START Rows
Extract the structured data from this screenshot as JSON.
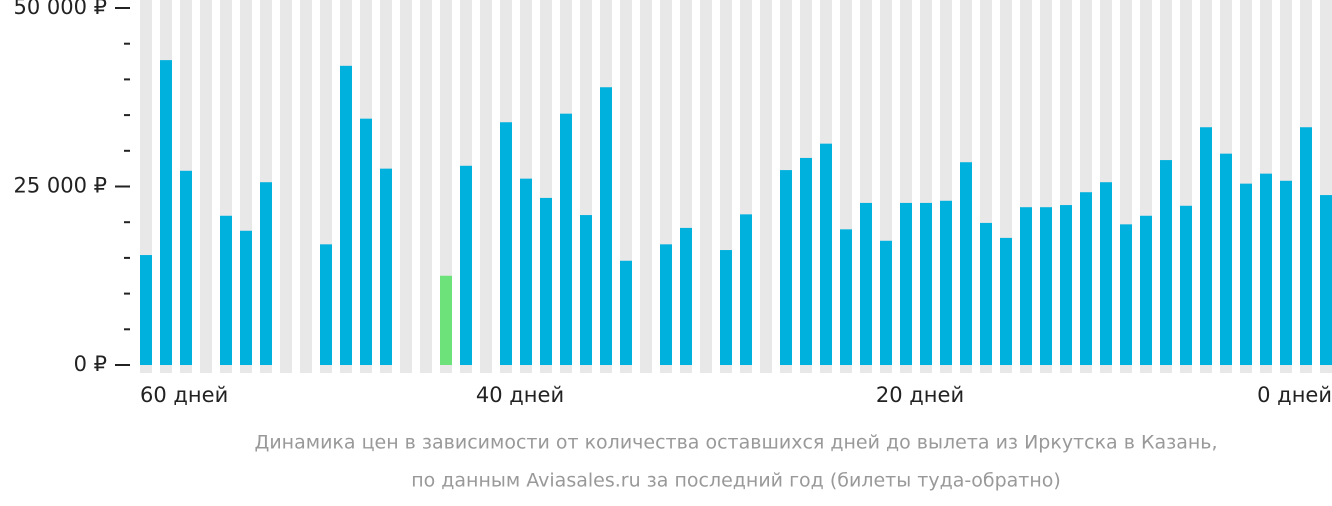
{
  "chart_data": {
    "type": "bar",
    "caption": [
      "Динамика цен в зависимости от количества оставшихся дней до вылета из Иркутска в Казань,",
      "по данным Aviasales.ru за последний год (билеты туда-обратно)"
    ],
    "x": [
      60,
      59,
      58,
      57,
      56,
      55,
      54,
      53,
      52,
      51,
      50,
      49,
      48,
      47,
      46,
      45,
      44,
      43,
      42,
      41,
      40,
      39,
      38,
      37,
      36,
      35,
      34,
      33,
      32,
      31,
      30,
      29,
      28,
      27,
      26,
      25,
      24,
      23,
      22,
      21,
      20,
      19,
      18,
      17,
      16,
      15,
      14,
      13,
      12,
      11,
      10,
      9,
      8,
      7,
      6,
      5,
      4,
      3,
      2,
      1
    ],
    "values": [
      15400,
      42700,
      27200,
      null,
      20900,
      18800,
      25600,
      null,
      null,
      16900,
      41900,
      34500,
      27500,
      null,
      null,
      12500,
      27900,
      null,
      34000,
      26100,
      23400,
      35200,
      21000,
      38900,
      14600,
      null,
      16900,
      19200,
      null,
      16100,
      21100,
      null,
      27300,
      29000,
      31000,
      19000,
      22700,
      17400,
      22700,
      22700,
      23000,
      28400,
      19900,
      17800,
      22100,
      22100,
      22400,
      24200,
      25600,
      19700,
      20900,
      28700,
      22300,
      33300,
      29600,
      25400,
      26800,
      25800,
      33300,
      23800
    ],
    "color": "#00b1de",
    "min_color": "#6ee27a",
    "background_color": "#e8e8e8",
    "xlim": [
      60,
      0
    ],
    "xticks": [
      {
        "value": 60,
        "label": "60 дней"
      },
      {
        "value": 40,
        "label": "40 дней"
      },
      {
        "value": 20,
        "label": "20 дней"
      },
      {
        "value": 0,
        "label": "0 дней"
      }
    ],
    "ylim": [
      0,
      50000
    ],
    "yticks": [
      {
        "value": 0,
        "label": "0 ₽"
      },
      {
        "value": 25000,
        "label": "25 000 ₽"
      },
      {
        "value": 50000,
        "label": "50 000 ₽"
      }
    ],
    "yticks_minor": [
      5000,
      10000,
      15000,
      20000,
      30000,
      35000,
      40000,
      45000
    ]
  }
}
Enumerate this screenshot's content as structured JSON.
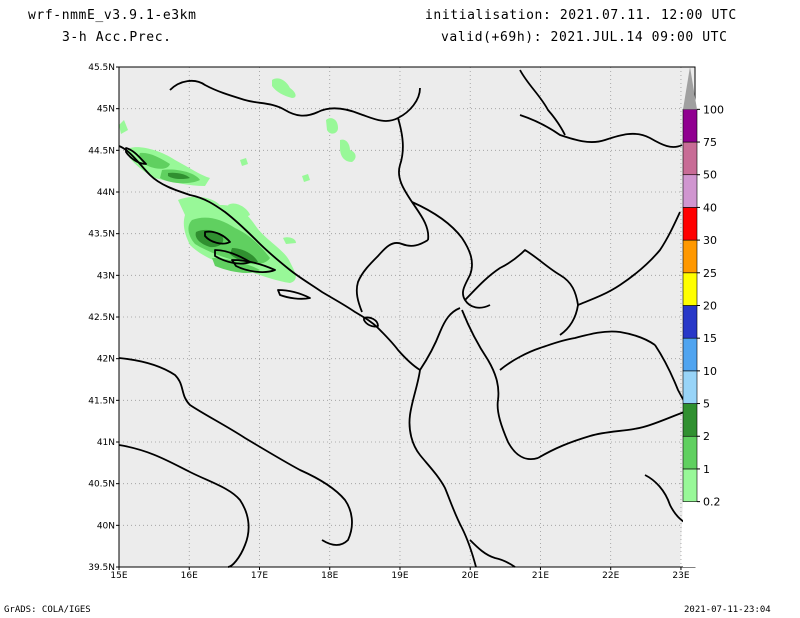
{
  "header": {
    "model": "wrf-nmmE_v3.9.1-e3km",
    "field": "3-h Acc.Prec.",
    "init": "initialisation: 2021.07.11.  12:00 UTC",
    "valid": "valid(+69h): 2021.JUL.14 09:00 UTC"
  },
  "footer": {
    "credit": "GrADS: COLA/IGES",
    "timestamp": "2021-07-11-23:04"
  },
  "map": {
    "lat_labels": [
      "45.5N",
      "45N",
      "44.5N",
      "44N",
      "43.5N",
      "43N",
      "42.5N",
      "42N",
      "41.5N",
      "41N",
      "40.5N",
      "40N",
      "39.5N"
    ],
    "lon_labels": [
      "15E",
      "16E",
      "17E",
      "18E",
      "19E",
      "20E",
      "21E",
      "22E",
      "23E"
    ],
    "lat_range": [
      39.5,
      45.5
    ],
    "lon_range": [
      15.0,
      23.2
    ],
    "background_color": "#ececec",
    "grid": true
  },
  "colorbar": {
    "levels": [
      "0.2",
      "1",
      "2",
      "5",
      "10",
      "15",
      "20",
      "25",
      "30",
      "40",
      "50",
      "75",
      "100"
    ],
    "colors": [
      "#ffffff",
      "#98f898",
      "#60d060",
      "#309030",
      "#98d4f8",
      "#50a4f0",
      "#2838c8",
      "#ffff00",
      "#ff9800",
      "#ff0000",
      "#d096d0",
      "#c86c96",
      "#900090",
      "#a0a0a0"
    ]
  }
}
END Rows
START Rows
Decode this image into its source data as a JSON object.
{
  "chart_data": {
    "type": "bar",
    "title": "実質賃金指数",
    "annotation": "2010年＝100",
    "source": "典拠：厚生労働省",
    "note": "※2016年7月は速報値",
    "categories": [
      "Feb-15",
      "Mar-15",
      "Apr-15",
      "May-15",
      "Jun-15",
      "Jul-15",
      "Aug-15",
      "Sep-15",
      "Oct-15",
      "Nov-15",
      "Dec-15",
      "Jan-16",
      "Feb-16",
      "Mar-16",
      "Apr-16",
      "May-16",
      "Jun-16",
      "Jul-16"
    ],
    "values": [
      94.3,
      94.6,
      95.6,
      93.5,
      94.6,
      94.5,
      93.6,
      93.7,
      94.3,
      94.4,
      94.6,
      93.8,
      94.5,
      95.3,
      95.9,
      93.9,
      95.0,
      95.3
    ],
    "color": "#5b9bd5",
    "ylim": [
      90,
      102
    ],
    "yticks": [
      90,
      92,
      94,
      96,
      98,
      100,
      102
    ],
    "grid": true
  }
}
END Rows
Task goal: Check each line of the records for the word "JSON" and extract those that contain it.

The solution:
Extract the structured data from this screenshot as JSON.
Enumerate this screenshot's content as structured JSON.
Decode this image into its source data as a JSON object.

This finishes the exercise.